• CHALLENGE
Copy each line exactly.

** Start of MATERIAL FOR THE TASK **

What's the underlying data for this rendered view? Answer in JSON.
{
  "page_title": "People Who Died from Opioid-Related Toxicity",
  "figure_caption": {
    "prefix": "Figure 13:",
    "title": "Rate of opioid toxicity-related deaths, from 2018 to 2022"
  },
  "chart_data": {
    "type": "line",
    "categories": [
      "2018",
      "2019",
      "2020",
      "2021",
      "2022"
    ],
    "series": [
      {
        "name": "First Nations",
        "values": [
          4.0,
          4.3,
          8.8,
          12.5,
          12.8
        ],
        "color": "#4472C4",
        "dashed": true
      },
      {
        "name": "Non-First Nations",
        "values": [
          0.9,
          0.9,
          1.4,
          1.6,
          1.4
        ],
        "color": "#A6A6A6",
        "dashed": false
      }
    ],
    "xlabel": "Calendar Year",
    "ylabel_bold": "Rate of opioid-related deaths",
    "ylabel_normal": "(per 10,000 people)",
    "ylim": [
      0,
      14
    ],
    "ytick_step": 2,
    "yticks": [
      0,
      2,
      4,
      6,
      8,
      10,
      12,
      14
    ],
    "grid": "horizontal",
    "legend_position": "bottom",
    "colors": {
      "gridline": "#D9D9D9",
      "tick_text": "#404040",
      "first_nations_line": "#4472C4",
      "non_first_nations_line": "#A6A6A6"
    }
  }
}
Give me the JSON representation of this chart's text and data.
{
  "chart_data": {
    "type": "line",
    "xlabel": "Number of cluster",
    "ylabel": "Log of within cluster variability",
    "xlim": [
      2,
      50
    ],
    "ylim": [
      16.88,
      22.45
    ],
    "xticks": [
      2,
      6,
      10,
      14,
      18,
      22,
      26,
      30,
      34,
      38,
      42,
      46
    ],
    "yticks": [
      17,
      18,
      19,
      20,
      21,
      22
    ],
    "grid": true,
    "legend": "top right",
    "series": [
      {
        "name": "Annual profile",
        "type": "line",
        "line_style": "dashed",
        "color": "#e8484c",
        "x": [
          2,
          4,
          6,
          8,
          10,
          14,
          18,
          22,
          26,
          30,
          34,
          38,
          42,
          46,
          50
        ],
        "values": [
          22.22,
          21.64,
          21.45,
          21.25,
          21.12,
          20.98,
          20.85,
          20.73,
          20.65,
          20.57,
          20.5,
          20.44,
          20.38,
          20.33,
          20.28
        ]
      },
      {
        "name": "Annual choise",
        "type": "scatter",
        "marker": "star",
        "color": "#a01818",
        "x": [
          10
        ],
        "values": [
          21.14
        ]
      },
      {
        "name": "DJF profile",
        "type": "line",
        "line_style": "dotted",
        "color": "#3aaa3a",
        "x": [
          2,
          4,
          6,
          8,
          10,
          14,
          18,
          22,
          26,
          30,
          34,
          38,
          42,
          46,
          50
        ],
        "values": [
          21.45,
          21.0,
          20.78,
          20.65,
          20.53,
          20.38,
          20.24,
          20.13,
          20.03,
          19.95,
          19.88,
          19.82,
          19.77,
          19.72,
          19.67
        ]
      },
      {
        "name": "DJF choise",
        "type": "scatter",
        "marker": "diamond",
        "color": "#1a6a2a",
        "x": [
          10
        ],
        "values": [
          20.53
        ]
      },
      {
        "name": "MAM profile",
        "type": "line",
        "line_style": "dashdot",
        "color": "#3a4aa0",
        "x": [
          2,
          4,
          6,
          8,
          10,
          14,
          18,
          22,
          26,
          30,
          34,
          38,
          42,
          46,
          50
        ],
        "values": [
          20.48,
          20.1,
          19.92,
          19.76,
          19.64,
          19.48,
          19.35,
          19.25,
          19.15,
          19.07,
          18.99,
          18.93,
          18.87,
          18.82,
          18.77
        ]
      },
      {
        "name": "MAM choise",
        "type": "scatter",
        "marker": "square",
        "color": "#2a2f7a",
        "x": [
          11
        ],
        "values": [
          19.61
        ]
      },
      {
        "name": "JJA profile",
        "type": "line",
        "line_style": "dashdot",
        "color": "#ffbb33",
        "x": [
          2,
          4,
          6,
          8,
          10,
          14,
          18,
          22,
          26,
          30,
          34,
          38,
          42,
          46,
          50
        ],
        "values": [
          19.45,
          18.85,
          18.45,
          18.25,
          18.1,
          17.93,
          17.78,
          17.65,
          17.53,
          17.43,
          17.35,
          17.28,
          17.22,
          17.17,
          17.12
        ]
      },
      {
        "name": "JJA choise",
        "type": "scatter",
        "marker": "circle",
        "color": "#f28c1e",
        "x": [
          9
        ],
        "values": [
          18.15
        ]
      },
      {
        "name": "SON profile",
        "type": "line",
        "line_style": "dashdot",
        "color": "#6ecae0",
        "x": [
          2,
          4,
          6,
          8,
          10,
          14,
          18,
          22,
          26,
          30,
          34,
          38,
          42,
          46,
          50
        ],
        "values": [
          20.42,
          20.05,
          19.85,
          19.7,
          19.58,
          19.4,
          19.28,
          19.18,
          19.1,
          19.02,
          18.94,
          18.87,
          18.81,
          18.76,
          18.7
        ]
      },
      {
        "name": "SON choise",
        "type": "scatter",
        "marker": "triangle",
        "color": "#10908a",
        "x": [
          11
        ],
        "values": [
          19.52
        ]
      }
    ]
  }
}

** End of MATERIAL FOR THE TASK **

• SOLUTION TO THIS PROBLEM
What's the underlying data for this rendered view? Answer in JSON.
{
  "page_title": "People Who Died from Opioid-Related Toxicity",
  "figure_caption": {
    "prefix": "Figure 13:",
    "title": "Rate of opioid toxicity-related deaths, from 2018 to 2022"
  },
  "chart_data": {
    "type": "line",
    "categories": [
      "2018",
      "2019",
      "2020",
      "2021",
      "2022"
    ],
    "series": [
      {
        "name": "First Nations",
        "values": [
          4.0,
          4.3,
          8.8,
          12.5,
          12.8
        ],
        "color": "#4472C4",
        "dashed": true
      },
      {
        "name": "Non-First Nations",
        "values": [
          0.9,
          0.9,
          1.4,
          1.6,
          1.4
        ],
        "color": "#A6A6A6",
        "dashed": false
      }
    ],
    "xlabel": "Calendar Year",
    "ylabel_bold": "Rate of opioid-related deaths",
    "ylabel_normal": "(per 10,000 people)",
    "ylim": [
      0,
      14
    ],
    "ytick_step": 2,
    "yticks": [
      0,
      2,
      4,
      6,
      8,
      10,
      12,
      14
    ],
    "grid": "horizontal",
    "legend_position": "bottom",
    "colors": {
      "gridline": "#D9D9D9",
      "tick_text": "#404040",
      "first_nations_line": "#4472C4",
      "non_first_nations_line": "#A6A6A6"
    }
  }
}
Give me the JSON representation of this chart's text and data.
{
  "chart_data": {
    "type": "line",
    "xlabel": "Number of cluster",
    "ylabel": "Log of within cluster variability",
    "xlim": [
      2,
      50
    ],
    "ylim": [
      16.88,
      22.45
    ],
    "xticks": [
      2,
      6,
      10,
      14,
      18,
      22,
      26,
      30,
      34,
      38,
      42,
      46
    ],
    "yticks": [
      17,
      18,
      19,
      20,
      21,
      22
    ],
    "grid": true,
    "legend": "top right",
    "series": [
      {
        "name": "Annual profile",
        "type": "line",
        "line_style": "dashed",
        "color": "#e8484c",
        "x": [
          2,
          4,
          6,
          8,
          10,
          14,
          18,
          22,
          26,
          30,
          34,
          38,
          42,
          46,
          50
        ],
        "values": [
          22.22,
          21.64,
          21.45,
          21.25,
          21.12,
          20.98,
          20.85,
          20.73,
          20.65,
          20.57,
          20.5,
          20.44,
          20.38,
          20.33,
          20.28
        ]
      },
      {
        "name": "Annual choise",
        "type": "scatter",
        "marker": "star",
        "color": "#a01818",
        "x": [
          10
        ],
        "values": [
          21.14
        ]
      },
      {
        "name": "DJF profile",
        "type": "line",
        "line_style": "dotted",
        "color": "#3aaa3a",
        "x": [
          2,
          4,
          6,
          8,
          10,
          14,
          18,
          22,
          26,
          30,
          34,
          38,
          42,
          46,
          50
        ],
        "values": [
          21.45,
          21.0,
          20.78,
          20.65,
          20.53,
          20.38,
          20.24,
          20.13,
          20.03,
          19.95,
          19.88,
          19.82,
          19.77,
          19.72,
          19.67
        ]
      },
      {
        "name": "DJF choise",
        "type": "scatter",
        "marker": "diamond",
        "color": "#1a6a2a",
        "x": [
          10
        ],
        "values": [
          20.53
        ]
      },
      {
        "name": "MAM profile",
        "type": "line",
        "line_style": "dashdot",
        "color": "#3a4aa0",
        "x": [
          2,
          4,
          6,
          8,
          10,
          14,
          18,
          22,
          26,
          30,
          34,
          38,
          42,
          46,
          50
        ],
        "values": [
          20.48,
          20.1,
          19.92,
          19.76,
          19.64,
          19.48,
          19.35,
          19.25,
          19.15,
          19.07,
          18.99,
          18.93,
          18.87,
          18.82,
          18.77
        ]
      },
      {
        "name": "MAM choise",
        "type": "scatter",
        "marker": "square",
        "color": "#2a2f7a",
        "x": [
          11
        ],
        "values": [
          19.61
        ]
      },
      {
        "name": "JJA profile",
        "type": "line",
        "line_style": "dashdot",
        "color": "#ffbb33",
        "x": [
          2,
          4,
          6,
          8,
          10,
          14,
          18,
          22,
          26,
          30,
          34,
          38,
          42,
          46,
          50
        ],
        "values": [
          19.45,
          18.85,
          18.45,
          18.25,
          18.1,
          17.93,
          17.78,
          17.65,
          17.53,
          17.43,
          17.35,
          17.28,
          17.22,
          17.17,
          17.12
        ]
      },
      {
        "name": "JJA choise",
        "type": "scatter",
        "marker": "circle",
        "color": "#f28c1e",
        "x": [
          9
        ],
        "values": [
          18.15
        ]
      },
      {
        "name": "SON profile",
        "type": "line",
        "line_style": "dashdot",
        "color": "#6ecae0",
        "x": [
          2,
          4,
          6,
          8,
          10,
          14,
          18,
          22,
          26,
          30,
          34,
          38,
          42,
          46,
          50
        ],
        "values": [
          20.42,
          20.05,
          19.85,
          19.7,
          19.58,
          19.4,
          19.28,
          19.18,
          19.1,
          19.02,
          18.94,
          18.87,
          18.81,
          18.76,
          18.7
        ]
      },
      {
        "name": "SON choise",
        "type": "scatter",
        "marker": "triangle",
        "color": "#10908a",
        "x": [
          11
        ],
        "values": [
          19.52
        ]
      }
    ]
  }
}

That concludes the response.